Give the number of lines containing the word "color", and nothing else.

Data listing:
+ + + + + + +

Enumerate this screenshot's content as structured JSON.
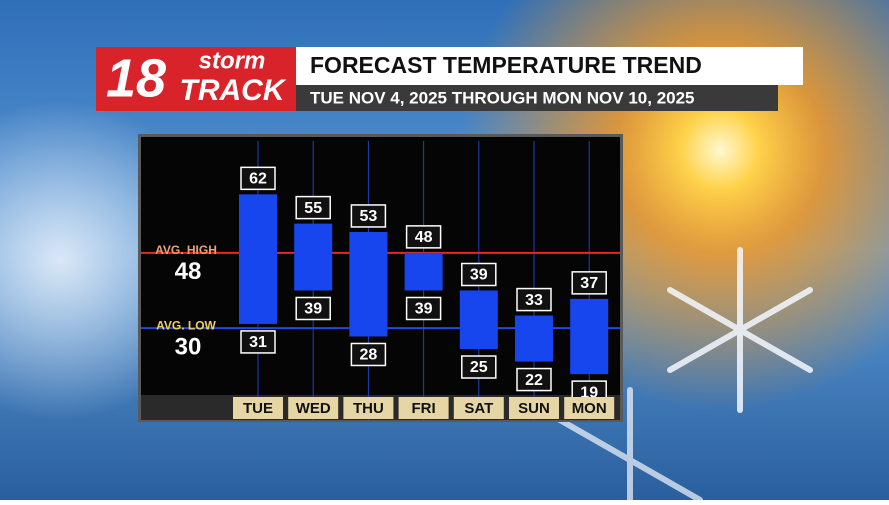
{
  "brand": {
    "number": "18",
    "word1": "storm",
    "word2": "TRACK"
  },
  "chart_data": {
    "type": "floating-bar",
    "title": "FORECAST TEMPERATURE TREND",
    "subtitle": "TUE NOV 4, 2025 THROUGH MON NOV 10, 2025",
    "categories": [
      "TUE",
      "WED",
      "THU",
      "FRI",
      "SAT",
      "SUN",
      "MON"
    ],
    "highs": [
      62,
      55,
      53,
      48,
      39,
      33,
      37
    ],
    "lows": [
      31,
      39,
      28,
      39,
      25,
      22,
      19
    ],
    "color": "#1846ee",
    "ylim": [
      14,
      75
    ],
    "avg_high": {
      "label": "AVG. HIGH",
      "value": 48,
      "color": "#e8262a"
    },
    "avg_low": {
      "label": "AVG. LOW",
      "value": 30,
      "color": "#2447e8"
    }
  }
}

+ + + + + + +

Exercise output: 3